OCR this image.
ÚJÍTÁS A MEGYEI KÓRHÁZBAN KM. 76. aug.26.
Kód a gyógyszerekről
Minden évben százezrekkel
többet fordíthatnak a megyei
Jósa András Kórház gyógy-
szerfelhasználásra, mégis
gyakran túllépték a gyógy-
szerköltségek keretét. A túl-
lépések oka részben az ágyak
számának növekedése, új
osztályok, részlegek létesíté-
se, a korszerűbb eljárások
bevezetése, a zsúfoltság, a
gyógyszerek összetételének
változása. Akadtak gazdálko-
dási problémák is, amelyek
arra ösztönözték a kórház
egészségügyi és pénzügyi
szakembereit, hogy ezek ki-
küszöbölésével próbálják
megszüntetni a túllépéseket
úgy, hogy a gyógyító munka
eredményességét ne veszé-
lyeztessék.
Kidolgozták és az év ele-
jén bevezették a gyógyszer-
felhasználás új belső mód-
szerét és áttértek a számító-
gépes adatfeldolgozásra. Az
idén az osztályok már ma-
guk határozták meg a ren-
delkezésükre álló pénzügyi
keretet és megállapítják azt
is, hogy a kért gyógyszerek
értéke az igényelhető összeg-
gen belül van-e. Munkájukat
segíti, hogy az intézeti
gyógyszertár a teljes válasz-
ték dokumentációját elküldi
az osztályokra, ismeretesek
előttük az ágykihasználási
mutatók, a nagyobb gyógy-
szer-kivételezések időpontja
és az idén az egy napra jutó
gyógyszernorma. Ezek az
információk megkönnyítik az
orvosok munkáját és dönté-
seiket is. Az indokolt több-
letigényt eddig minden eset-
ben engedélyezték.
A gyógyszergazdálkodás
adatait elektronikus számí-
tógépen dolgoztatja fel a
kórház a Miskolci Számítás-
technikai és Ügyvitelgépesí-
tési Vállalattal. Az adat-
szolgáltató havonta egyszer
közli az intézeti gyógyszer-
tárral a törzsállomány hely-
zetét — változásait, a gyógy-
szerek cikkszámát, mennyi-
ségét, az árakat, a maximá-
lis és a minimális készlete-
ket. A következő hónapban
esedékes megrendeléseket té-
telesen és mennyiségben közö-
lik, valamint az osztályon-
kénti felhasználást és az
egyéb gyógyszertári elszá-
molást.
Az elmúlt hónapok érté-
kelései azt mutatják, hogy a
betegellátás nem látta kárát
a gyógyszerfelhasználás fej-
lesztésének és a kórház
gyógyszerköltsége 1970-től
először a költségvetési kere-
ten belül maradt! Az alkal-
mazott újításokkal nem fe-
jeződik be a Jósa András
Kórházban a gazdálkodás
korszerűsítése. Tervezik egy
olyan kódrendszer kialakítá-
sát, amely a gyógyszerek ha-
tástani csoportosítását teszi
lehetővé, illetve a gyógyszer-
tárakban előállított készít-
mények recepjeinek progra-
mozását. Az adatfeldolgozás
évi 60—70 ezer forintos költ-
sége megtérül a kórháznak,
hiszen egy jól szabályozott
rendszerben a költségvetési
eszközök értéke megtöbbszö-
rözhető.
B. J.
------
## Prompt
Copy out every line where the word "költségvetési" occurs.

## Exercise answer
először a költségvetési kere-
rendszerben a költségvetési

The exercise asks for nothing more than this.